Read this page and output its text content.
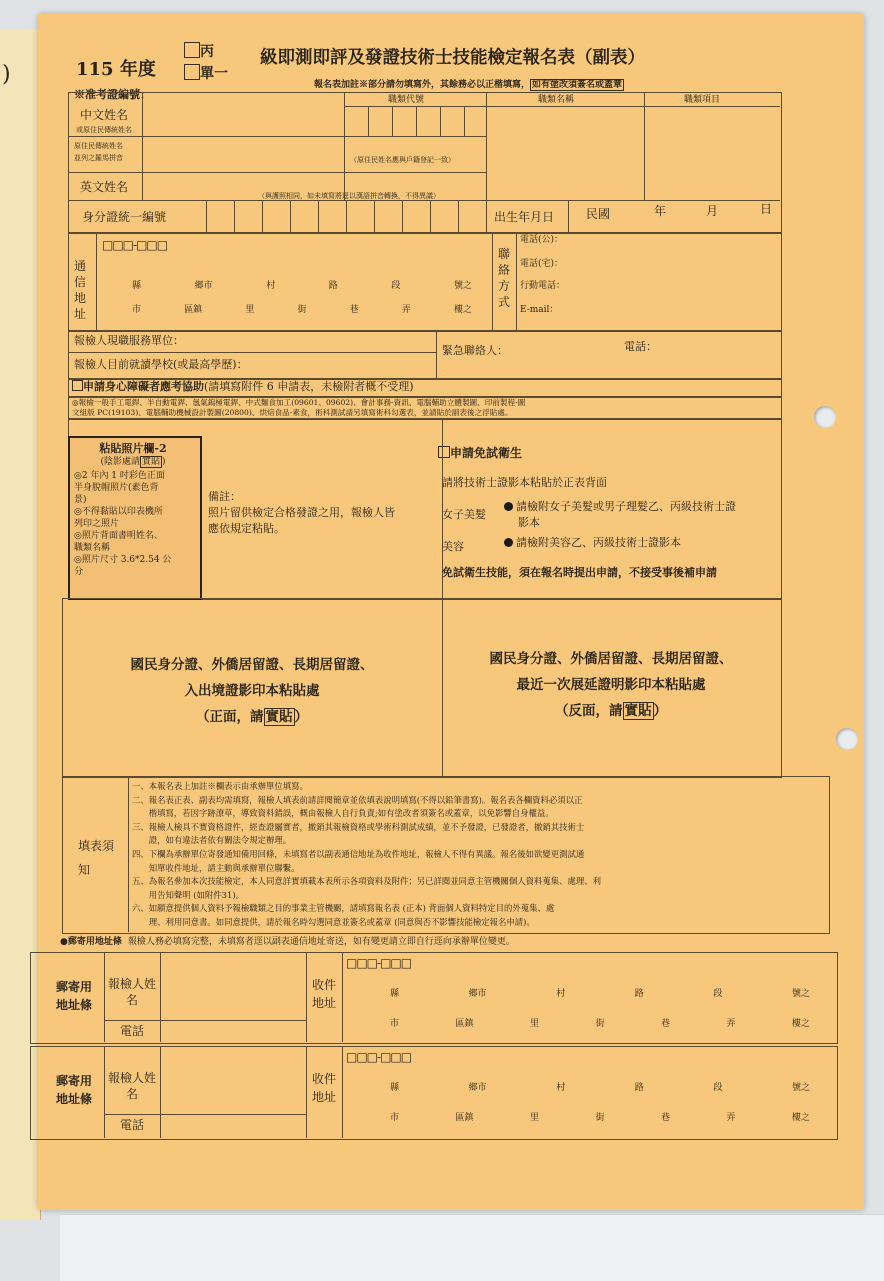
)	115 年度
丙
單一
級即測即評及發證技術士技能檢定報名表（副表）
報名表加註※部分請勿填寫外，其餘務必以正楷填寫， 如有塗改須簽名或蓋章
※准考證編號：	職類代號	職類名稱	職類項目
中文姓名
或原住民傳統姓名
原住民傳統姓名
並列之羅馬拼音	（原住民姓名應與戶籍登記一致）
英文姓名
（與護照相同，如未填寫將逕以漢語拼音轉換，不得異議）
身分證統一編號	出生年月日	民國	年	月	日
通信地址
□□□-□□□
縣	鄉市	村	路	段	號之
市	區鎮	里	街	巷	弄	樓之
聯絡方式
電話(公)：
電話(宅)：
行動電話：
E-mail：
報檢人現職服務單位：
報檢人目前就讀學校(或最高學歷)：
緊急聯絡人：	電話：
申請身心障礙者應考協助(請填寫附件 6 申請表，未檢附者概不受理)
◎報檢一般手工電銲、半自動電銲、氬氣鎢極電銲、中式麵食加工(09601、09602)、會計事務-資訊、電腦輔助立體製圖、印前製程-圖
文組版 PC(19103)、電腦輔助機械設計製圖(20800)、烘焙食品-素食，術科測試請另填寫術科勾選表，並請貼於副表後之浮貼處。
粘貼照片欄-2
(陰影處請 實貼 )
◎2 年內 1 吋彩色正面
半身脫帽照片(素色背
景)
◎不得黏貼以印表機所
列印之照片
◎照片背面書明姓名、
職類名稱
◎照片尺寸 3.6*2.54 公
分
備註：
照片留供檢定合格發證之用，報檢人皆
應依規定粘貼。
申請免試衛生
請將技術士證影本粘貼於正表背面
女子美髮
請檢附女子美髮或男子理髮乙、丙級技術士證
影本
美容	請檢附美容乙、丙級技術士證影本
免試衛生技能，須在報名時提出申請，不接受事後補申請
國民身分證、外僑居留證、長期居留證、
入出境證影印本粘貼處
（正面，請 實貼 ）
國民身分證、外僑居留證、長期居留證、
最近一次展延證明影印本粘貼處
（反面，請 實貼 ）
填表須知
一、本報名表上加註※欄表示由承辦單位填寫。
二、報名表正表、副表均需填寫，報檢人填表前請詳閱簡章並依填表說明填寫(不得以鉛筆書寫)。報名表各欄資料必須以正
　　楷填寫，若因字跡潦草，導致資料錯誤，概由報檢人自行負責;如有塗改者須簽名或蓋章，以免影響自身權益。
三、報檢人檢具不實資格證件，經查證屬實者，撤銷其報檢資格或學術科測試成績，並不予發證，已發證者，撤銷其技術士
　　證，如有違法者依有關法令規定辦理。
四、下欄為承辦單位寄發通知備用回條，未填寫者以副表通信地址為收件地址，報檢人不得有異議。報名後如欲變更測試通
　　知單收件地址，請主動與承辦單位聯繫。
五、為報名參加本次技能檢定，本人同意詳實填載本表所示各項資料及附件；另已詳閱並同意主管機關個人資料蒐集、處理、利
　　用告知聲明 (如附件31)。
六、如願意提供個人資料予報檢職類之目的事業主管機關，請填寫報名表 (正本) 背面個人資料特定目的外蒐集、處
　　理、利用同意書。如同意提供，請於報名時勾選同意並簽名或蓋章 (同意與否不影響技能檢定報名申請)。
●郵寄用地址條 報檢人務必填寫完整，未填寫者逕以副表通信地址寄送，如有變更請立即自行逕向承辦單位變更。
郵寄用地址條
報檢人姓名
電話
收件地址
□□□-□□□
縣	鄉市	村	路	段	號之
市	區鎮	里	街	巷	弄	樓之
郵寄用地址條
報檢人姓名
電話
收件地址
□□□-□□□
縣	鄉市	村	路	段	號之
市	區鎮	里	街	巷	弄	樓之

───

• _Directions_
Extract the entries in full, exactly as they are, minus the pictures.

• _Result of the task_
Read this page and output its text content.
)	115 年度
丙
單一
級即測即評及發證技術士技能檢定報名表（副表）
報名表加註※部分請勿填寫外，其餘務必以正楷填寫， 如有塗改須簽名或蓋章
※准考證編號：	職類代號	職類名稱	職類項目
中文姓名
或原住民傳統姓名
原住民傳統姓名
並列之羅馬拼音	（原住民姓名應與戶籍登記一致）
英文姓名
（與護照相同，如未填寫將逕以漢語拼音轉換，不得異議）
身分證統一編號	出生年月日	民國	年	月	日
通信地址
□□□-□□□
縣	鄉市	村	路	段	號之
市	區鎮	里	街	巷	弄	樓之
聯絡方式
電話(公)：
電話(宅)：
行動電話：
E-mail：
報檢人現職服務單位：
報檢人目前就讀學校(或最高學歷)：
緊急聯絡人：	電話：
申請身心障礙者應考協助(請填寫附件 6 申請表，未檢附者概不受理)
◎報檢一般手工電銲、半自動電銲、氬氣鎢極電銲、中式麵食加工(09601、09602)、會計事務-資訊、電腦輔助立體製圖、印前製程-圖
文組版 PC(19103)、電腦輔助機械設計製圖(20800)、烘焙食品-素食，術科測試請另填寫術科勾選表，並請貼於副表後之浮貼處。
粘貼照片欄-2
(陰影處請 實貼 )
◎2 年內 1 吋彩色正面
半身脫帽照片(素色背
景)
◎不得黏貼以印表機所
列印之照片
◎照片背面書明姓名、
職類名稱
◎照片尺寸 3.6*2.54 公
分
備註：
照片留供檢定合格發證之用，報檢人皆
應依規定粘貼。
申請免試衛生
請將技術士證影本粘貼於正表背面
女子美髮
請檢附女子美髮或男子理髮乙、丙級技術士證
影本
美容	請檢附美容乙、丙級技術士證影本
免試衛生技能，須在報名時提出申請，不接受事後補申請
國民身分證、外僑居留證、長期居留證、
入出境證影印本粘貼處
（正面，請 實貼 ）
國民身分證、外僑居留證、長期居留證、
最近一次展延證明影印本粘貼處
（反面，請 實貼 ）
填表須知
一、本報名表上加註※欄表示由承辦單位填寫。
二、報名表正表、副表均需填寫，報檢人填表前請詳閱簡章並依填表說明填寫(不得以鉛筆書寫)。報名表各欄資料必須以正
　　楷填寫，若因字跡潦草，導致資料錯誤，概由報檢人自行負責;如有塗改者須簽名或蓋章，以免影響自身權益。
三、報檢人檢具不實資格證件，經查證屬實者，撤銷其報檢資格或學術科測試成績，並不予發證，已發證者，撤銷其技術士
　　證，如有違法者依有關法令規定辦理。
四、下欄為承辦單位寄發通知備用回條，未填寫者以副表通信地址為收件地址，報檢人不得有異議。報名後如欲變更測試通
　　知單收件地址，請主動與承辦單位聯繫。
五、為報名參加本次技能檢定，本人同意詳實填載本表所示各項資料及附件；另已詳閱並同意主管機關個人資料蒐集、處理、利
　　用告知聲明 (如附件31)。
六、如願意提供個人資料予報檢職類之目的事業主管機關，請填寫報名表 (正本) 背面個人資料特定目的外蒐集、處
　　理、利用同意書。如同意提供，請於報名時勾選同意並簽名或蓋章 (同意與否不影響技能檢定報名申請)。
●郵寄用地址條 報檢人務必填寫完整，未填寫者逕以副表通信地址寄送，如有變更請立即自行逕向承辦單位變更。
郵寄用地址條
報檢人姓名
電話
收件地址
□□□-□□□
縣	鄉市	村	路	段	號之
市	區鎮	里	街	巷	弄	樓之
郵寄用地址條
報檢人姓名
電話
收件地址
□□□-□□□
縣	鄉市	村	路	段	號之
市	區鎮	里	街	巷	弄	樓之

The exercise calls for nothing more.